Problem description —
Write out every entry, unchanged. Skip any picture.

Record excerpts —

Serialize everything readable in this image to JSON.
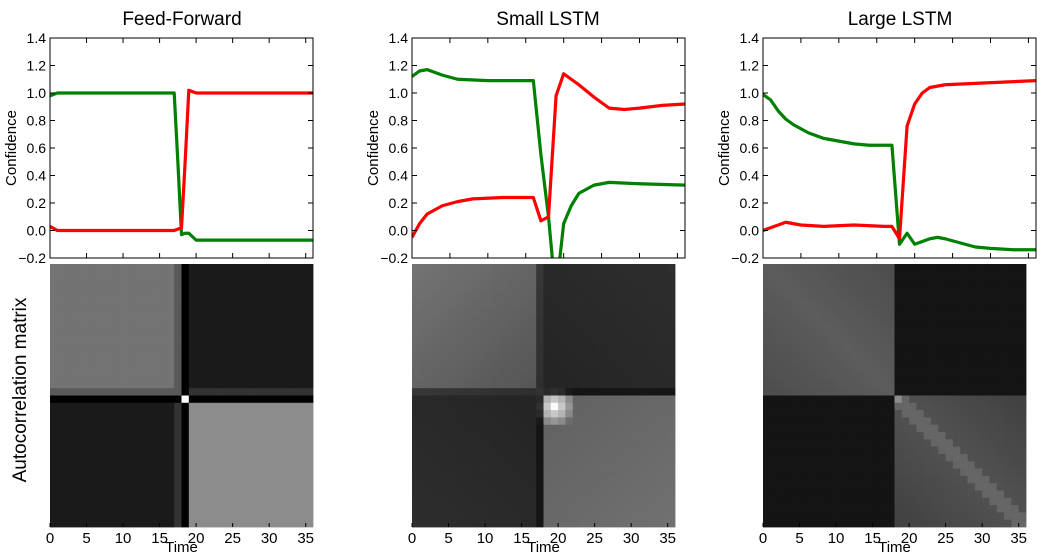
{
  "figure": {
    "row_label": "Autocorrelation matrix"
  },
  "chart_data": [
    {
      "type": "line",
      "title": "Feed-Forward",
      "xlabel": "",
      "ylabel": "Confidence",
      "ylim": [
        -0.2,
        1.4
      ],
      "xlim": [
        0,
        36
      ],
      "yticks": [
        "1.4",
        "1.2",
        "1.0",
        "0.8",
        "0.6",
        "0.4",
        "0.2",
        "0.0",
        "−0.2"
      ],
      "series": [
        {
          "color": "#008000",
          "points": [
            [
              0,
              0.98
            ],
            [
              1,
              1.0
            ],
            [
              5,
              1.0
            ],
            [
              10,
              1.0
            ],
            [
              15,
              1.0
            ],
            [
              17,
              1.0
            ],
            [
              17.5,
              0.5
            ],
            [
              18,
              -0.03
            ],
            [
              18.5,
              -0.02
            ],
            [
              19,
              -0.02
            ],
            [
              20,
              -0.07
            ],
            [
              25,
              -0.07
            ],
            [
              30,
              -0.07
            ],
            [
              36,
              -0.07
            ]
          ]
        },
        {
          "color": "#ff0000",
          "points": [
            [
              0,
              0.03
            ],
            [
              1,
              0.0
            ],
            [
              5,
              0.0
            ],
            [
              10,
              0.0
            ],
            [
              15,
              0.0
            ],
            [
              17,
              0.0
            ],
            [
              18,
              0.02
            ],
            [
              18.5,
              0.5
            ],
            [
              19,
              1.02
            ],
            [
              20,
              1.0
            ],
            [
              25,
              1.0
            ],
            [
              30,
              1.0
            ],
            [
              36,
              1.0
            ]
          ]
        }
      ]
    },
    {
      "type": "line",
      "title": "Small LSTM",
      "xlabel": "",
      "ylabel": "Confidence",
      "ylim": [
        -0.2,
        1.4
      ],
      "xlim": [
        0,
        36
      ],
      "yticks": [
        "1.4",
        "1.2",
        "1.0",
        "0.8",
        "0.6",
        "0.4",
        "0.2",
        "0.0",
        "−0.2"
      ],
      "series": [
        {
          "color": "#008000",
          "points": [
            [
              0,
              1.12
            ],
            [
              1,
              1.16
            ],
            [
              2,
              1.17
            ],
            [
              4,
              1.13
            ],
            [
              6,
              1.1
            ],
            [
              10,
              1.09
            ],
            [
              14,
              1.09
            ],
            [
              16,
              1.09
            ],
            [
              17,
              0.55
            ],
            [
              18,
              0.1
            ],
            [
              18.5,
              -0.2
            ]
          ]
        },
        {
          "color": "#008000",
          "points": [
            [
              19.5,
              -0.2
            ],
            [
              20,
              0.05
            ],
            [
              21,
              0.18
            ],
            [
              22,
              0.27
            ],
            [
              24,
              0.33
            ],
            [
              26,
              0.35
            ],
            [
              30,
              0.34
            ],
            [
              36,
              0.33
            ]
          ]
        },
        {
          "color": "#ff0000",
          "points": [
            [
              0,
              -0.05
            ],
            [
              1,
              0.05
            ],
            [
              2,
              0.12
            ],
            [
              4,
              0.18
            ],
            [
              6,
              0.21
            ],
            [
              8,
              0.23
            ],
            [
              12,
              0.24
            ],
            [
              16,
              0.24
            ],
            [
              17,
              0.07
            ],
            [
              18,
              0.1
            ],
            [
              19,
              0.98
            ],
            [
              20,
              1.14
            ],
            [
              21,
              1.1
            ],
            [
              22,
              1.06
            ],
            [
              24,
              0.97
            ],
            [
              26,
              0.89
            ],
            [
              28,
              0.88
            ],
            [
              30,
              0.89
            ],
            [
              33,
              0.91
            ],
            [
              36,
              0.92
            ]
          ]
        }
      ]
    },
    {
      "type": "line",
      "title": "Large LSTM",
      "xlabel": "",
      "ylabel": "Confidence",
      "ylim": [
        -0.2,
        1.4
      ],
      "xlim": [
        0,
        36
      ],
      "yticks": [
        "1.4",
        "1.2",
        "1.0",
        "0.8",
        "0.6",
        "0.4",
        "0.2",
        "0.0",
        "−0.2"
      ],
      "series": [
        {
          "color": "#008000",
          "points": [
            [
              0,
              0.99
            ],
            [
              1,
              0.95
            ],
            [
              2,
              0.87
            ],
            [
              3,
              0.81
            ],
            [
              4,
              0.77
            ],
            [
              6,
              0.71
            ],
            [
              8,
              0.67
            ],
            [
              10,
              0.65
            ],
            [
              12,
              0.63
            ],
            [
              14,
              0.62
            ],
            [
              16,
              0.62
            ],
            [
              17,
              0.62
            ],
            [
              18,
              -0.1
            ],
            [
              19,
              -0.02
            ],
            [
              20,
              -0.1
            ],
            [
              21,
              -0.08
            ],
            [
              22,
              -0.06
            ],
            [
              23,
              -0.05
            ],
            [
              24,
              -0.06
            ],
            [
              26,
              -0.09
            ],
            [
              28,
              -0.12
            ],
            [
              30,
              -0.13
            ],
            [
              33,
              -0.14
            ],
            [
              36,
              -0.14
            ]
          ]
        },
        {
          "color": "#ff0000",
          "points": [
            [
              0,
              0.0
            ],
            [
              1,
              0.02
            ],
            [
              2,
              0.04
            ],
            [
              3,
              0.06
            ],
            [
              4,
              0.05
            ],
            [
              5,
              0.04
            ],
            [
              8,
              0.03
            ],
            [
              12,
              0.04
            ],
            [
              16,
              0.03
            ],
            [
              17,
              0.03
            ],
            [
              18,
              -0.06
            ],
            [
              19,
              0.76
            ],
            [
              20,
              0.92
            ],
            [
              21,
              1.0
            ],
            [
              22,
              1.04
            ],
            [
              24,
              1.06
            ],
            [
              28,
              1.07
            ],
            [
              32,
              1.08
            ],
            [
              36,
              1.09
            ]
          ]
        }
      ]
    },
    {
      "type": "heatmap",
      "title": "",
      "xlabel": "Time",
      "xticks": [
        "0",
        "5",
        "10",
        "15",
        "20",
        "25",
        "30",
        "35"
      ],
      "n": 36,
      "notes": "Feed-Forward autocorrelation: two uniform blocks split near t=18, bright diagonal pixel at the switch, black cross-lines."
    },
    {
      "type": "heatmap",
      "title": "",
      "xlabel": "Time",
      "xticks": [
        "0",
        "5",
        "10",
        "15",
        "20",
        "25",
        "30",
        "35"
      ],
      "n": 36,
      "notes": "Small LSTM autocorrelation: graded blocks with a bright blob near t=19."
    },
    {
      "type": "heatmap",
      "title": "",
      "xlabel": "Time",
      "xticks": [
        "0",
        "5",
        "10",
        "15",
        "20",
        "25",
        "30",
        "35"
      ],
      "n": 36,
      "notes": "Large LSTM autocorrelation: dark blocks with lighter diagonal band, small bright pixel near t=18."
    }
  ]
}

Answer in full —
Serialize everything readable in this image to JSON.
{
  "figure": {
    "row_label": "Autocorrelation matrix"
  },
  "chart_data": [
    {
      "type": "line",
      "title": "Feed-Forward",
      "xlabel": "",
      "ylabel": "Confidence",
      "ylim": [
        -0.2,
        1.4
      ],
      "xlim": [
        0,
        36
      ],
      "yticks": [
        "1.4",
        "1.2",
        "1.0",
        "0.8",
        "0.6",
        "0.4",
        "0.2",
        "0.0",
        "−0.2"
      ],
      "series": [
        {
          "color": "#008000",
          "points": [
            [
              0,
              0.98
            ],
            [
              1,
              1.0
            ],
            [
              5,
              1.0
            ],
            [
              10,
              1.0
            ],
            [
              15,
              1.0
            ],
            [
              17,
              1.0
            ],
            [
              17.5,
              0.5
            ],
            [
              18,
              -0.03
            ],
            [
              18.5,
              -0.02
            ],
            [
              19,
              -0.02
            ],
            [
              20,
              -0.07
            ],
            [
              25,
              -0.07
            ],
            [
              30,
              -0.07
            ],
            [
              36,
              -0.07
            ]
          ]
        },
        {
          "color": "#ff0000",
          "points": [
            [
              0,
              0.03
            ],
            [
              1,
              0.0
            ],
            [
              5,
              0.0
            ],
            [
              10,
              0.0
            ],
            [
              15,
              0.0
            ],
            [
              17,
              0.0
            ],
            [
              18,
              0.02
            ],
            [
              18.5,
              0.5
            ],
            [
              19,
              1.02
            ],
            [
              20,
              1.0
            ],
            [
              25,
              1.0
            ],
            [
              30,
              1.0
            ],
            [
              36,
              1.0
            ]
          ]
        }
      ]
    },
    {
      "type": "line",
      "title": "Small LSTM",
      "xlabel": "",
      "ylabel": "Confidence",
      "ylim": [
        -0.2,
        1.4
      ],
      "xlim": [
        0,
        36
      ],
      "yticks": [
        "1.4",
        "1.2",
        "1.0",
        "0.8",
        "0.6",
        "0.4",
        "0.2",
        "0.0",
        "−0.2"
      ],
      "series": [
        {
          "color": "#008000",
          "points": [
            [
              0,
              1.12
            ],
            [
              1,
              1.16
            ],
            [
              2,
              1.17
            ],
            [
              4,
              1.13
            ],
            [
              6,
              1.1
            ],
            [
              10,
              1.09
            ],
            [
              14,
              1.09
            ],
            [
              16,
              1.09
            ],
            [
              17,
              0.55
            ],
            [
              18,
              0.1
            ],
            [
              18.5,
              -0.2
            ]
          ]
        },
        {
          "color": "#008000",
          "points": [
            [
              19.5,
              -0.2
            ],
            [
              20,
              0.05
            ],
            [
              21,
              0.18
            ],
            [
              22,
              0.27
            ],
            [
              24,
              0.33
            ],
            [
              26,
              0.35
            ],
            [
              30,
              0.34
            ],
            [
              36,
              0.33
            ]
          ]
        },
        {
          "color": "#ff0000",
          "points": [
            [
              0,
              -0.05
            ],
            [
              1,
              0.05
            ],
            [
              2,
              0.12
            ],
            [
              4,
              0.18
            ],
            [
              6,
              0.21
            ],
            [
              8,
              0.23
            ],
            [
              12,
              0.24
            ],
            [
              16,
              0.24
            ],
            [
              17,
              0.07
            ],
            [
              18,
              0.1
            ],
            [
              19,
              0.98
            ],
            [
              20,
              1.14
            ],
            [
              21,
              1.1
            ],
            [
              22,
              1.06
            ],
            [
              24,
              0.97
            ],
            [
              26,
              0.89
            ],
            [
              28,
              0.88
            ],
            [
              30,
              0.89
            ],
            [
              33,
              0.91
            ],
            [
              36,
              0.92
            ]
          ]
        }
      ]
    },
    {
      "type": "line",
      "title": "Large LSTM",
      "xlabel": "",
      "ylabel": "Confidence",
      "ylim": [
        -0.2,
        1.4
      ],
      "xlim": [
        0,
        36
      ],
      "yticks": [
        "1.4",
        "1.2",
        "1.0",
        "0.8",
        "0.6",
        "0.4",
        "0.2",
        "0.0",
        "−0.2"
      ],
      "series": [
        {
          "color": "#008000",
          "points": [
            [
              0,
              0.99
            ],
            [
              1,
              0.95
            ],
            [
              2,
              0.87
            ],
            [
              3,
              0.81
            ],
            [
              4,
              0.77
            ],
            [
              6,
              0.71
            ],
            [
              8,
              0.67
            ],
            [
              10,
              0.65
            ],
            [
              12,
              0.63
            ],
            [
              14,
              0.62
            ],
            [
              16,
              0.62
            ],
            [
              17,
              0.62
            ],
            [
              18,
              -0.1
            ],
            [
              19,
              -0.02
            ],
            [
              20,
              -0.1
            ],
            [
              21,
              -0.08
            ],
            [
              22,
              -0.06
            ],
            [
              23,
              -0.05
            ],
            [
              24,
              -0.06
            ],
            [
              26,
              -0.09
            ],
            [
              28,
              -0.12
            ],
            [
              30,
              -0.13
            ],
            [
              33,
              -0.14
            ],
            [
              36,
              -0.14
            ]
          ]
        },
        {
          "color": "#ff0000",
          "points": [
            [
              0,
              0.0
            ],
            [
              1,
              0.02
            ],
            [
              2,
              0.04
            ],
            [
              3,
              0.06
            ],
            [
              4,
              0.05
            ],
            [
              5,
              0.04
            ],
            [
              8,
              0.03
            ],
            [
              12,
              0.04
            ],
            [
              16,
              0.03
            ],
            [
              17,
              0.03
            ],
            [
              18,
              -0.06
            ],
            [
              19,
              0.76
            ],
            [
              20,
              0.92
            ],
            [
              21,
              1.0
            ],
            [
              22,
              1.04
            ],
            [
              24,
              1.06
            ],
            [
              28,
              1.07
            ],
            [
              32,
              1.08
            ],
            [
              36,
              1.09
            ]
          ]
        }
      ]
    },
    {
      "type": "heatmap",
      "title": "",
      "xlabel": "Time",
      "xticks": [
        "0",
        "5",
        "10",
        "15",
        "20",
        "25",
        "30",
        "35"
      ],
      "n": 36,
      "notes": "Feed-Forward autocorrelation: two uniform blocks split near t=18, bright diagonal pixel at the switch, black cross-lines."
    },
    {
      "type": "heatmap",
      "title": "",
      "xlabel": "Time",
      "xticks": [
        "0",
        "5",
        "10",
        "15",
        "20",
        "25",
        "30",
        "35"
      ],
      "n": 36,
      "notes": "Small LSTM autocorrelation: graded blocks with a bright blob near t=19."
    },
    {
      "type": "heatmap",
      "title": "",
      "xlabel": "Time",
      "xticks": [
        "0",
        "5",
        "10",
        "15",
        "20",
        "25",
        "30",
        "35"
      ],
      "n": 36,
      "notes": "Large LSTM autocorrelation: dark blocks with lighter diagonal band, small bright pixel near t=18."
    }
  ]
}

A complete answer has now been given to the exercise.